■ To do:
Without the pictures, set down the records below word for word.

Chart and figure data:
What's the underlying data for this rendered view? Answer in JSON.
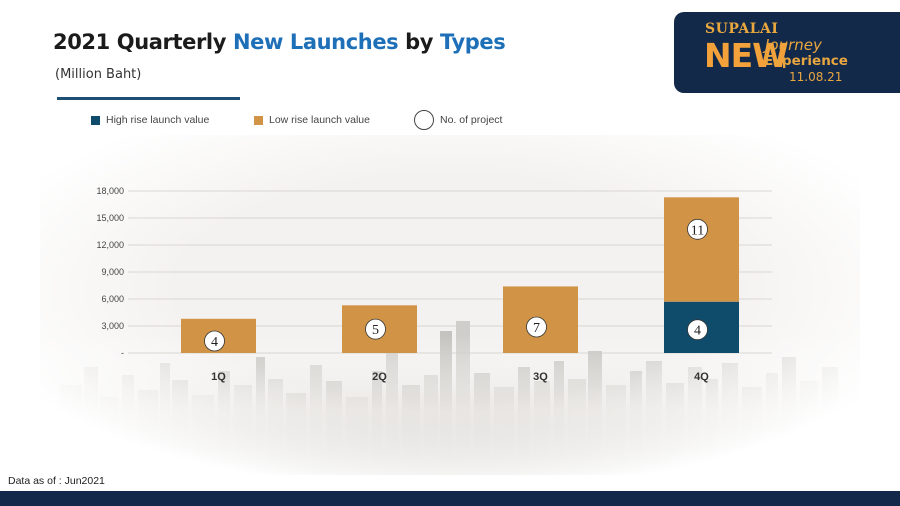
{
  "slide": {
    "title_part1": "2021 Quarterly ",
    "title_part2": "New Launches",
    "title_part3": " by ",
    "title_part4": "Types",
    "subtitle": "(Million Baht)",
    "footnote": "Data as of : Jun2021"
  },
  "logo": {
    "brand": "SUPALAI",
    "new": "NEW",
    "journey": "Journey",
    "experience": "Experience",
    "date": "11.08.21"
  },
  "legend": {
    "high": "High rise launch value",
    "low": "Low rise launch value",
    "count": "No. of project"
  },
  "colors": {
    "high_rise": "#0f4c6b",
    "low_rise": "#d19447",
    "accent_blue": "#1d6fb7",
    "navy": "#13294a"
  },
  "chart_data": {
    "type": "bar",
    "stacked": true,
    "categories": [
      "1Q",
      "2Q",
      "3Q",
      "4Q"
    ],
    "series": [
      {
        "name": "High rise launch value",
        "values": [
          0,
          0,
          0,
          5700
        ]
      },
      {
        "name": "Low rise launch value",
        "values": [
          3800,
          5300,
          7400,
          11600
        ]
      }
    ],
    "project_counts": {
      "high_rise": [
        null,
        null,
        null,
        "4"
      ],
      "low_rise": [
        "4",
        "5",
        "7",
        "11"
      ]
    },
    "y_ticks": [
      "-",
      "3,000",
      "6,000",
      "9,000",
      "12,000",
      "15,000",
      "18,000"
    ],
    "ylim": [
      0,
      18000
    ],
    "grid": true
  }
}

■ Answer to this task:
What's the underlying data for this rendered view? Answer in JSON.
{
  "slide": {
    "title_part1": "2021 Quarterly ",
    "title_part2": "New Launches",
    "title_part3": " by ",
    "title_part4": "Types",
    "subtitle": "(Million Baht)",
    "footnote": "Data as of : Jun2021"
  },
  "logo": {
    "brand": "SUPALAI",
    "new": "NEW",
    "journey": "Journey",
    "experience": "Experience",
    "date": "11.08.21"
  },
  "legend": {
    "high": "High rise launch value",
    "low": "Low rise launch value",
    "count": "No. of project"
  },
  "colors": {
    "high_rise": "#0f4c6b",
    "low_rise": "#d19447",
    "accent_blue": "#1d6fb7",
    "navy": "#13294a"
  },
  "chart_data": {
    "type": "bar",
    "stacked": true,
    "categories": [
      "1Q",
      "2Q",
      "3Q",
      "4Q"
    ],
    "series": [
      {
        "name": "High rise launch value",
        "values": [
          0,
          0,
          0,
          5700
        ]
      },
      {
        "name": "Low rise launch value",
        "values": [
          3800,
          5300,
          7400,
          11600
        ]
      }
    ],
    "project_counts": {
      "high_rise": [
        null,
        null,
        null,
        "4"
      ],
      "low_rise": [
        "4",
        "5",
        "7",
        "11"
      ]
    },
    "y_ticks": [
      "-",
      "3,000",
      "6,000",
      "9,000",
      "12,000",
      "15,000",
      "18,000"
    ],
    "ylim": [
      0,
      18000
    ],
    "grid": true
  }
}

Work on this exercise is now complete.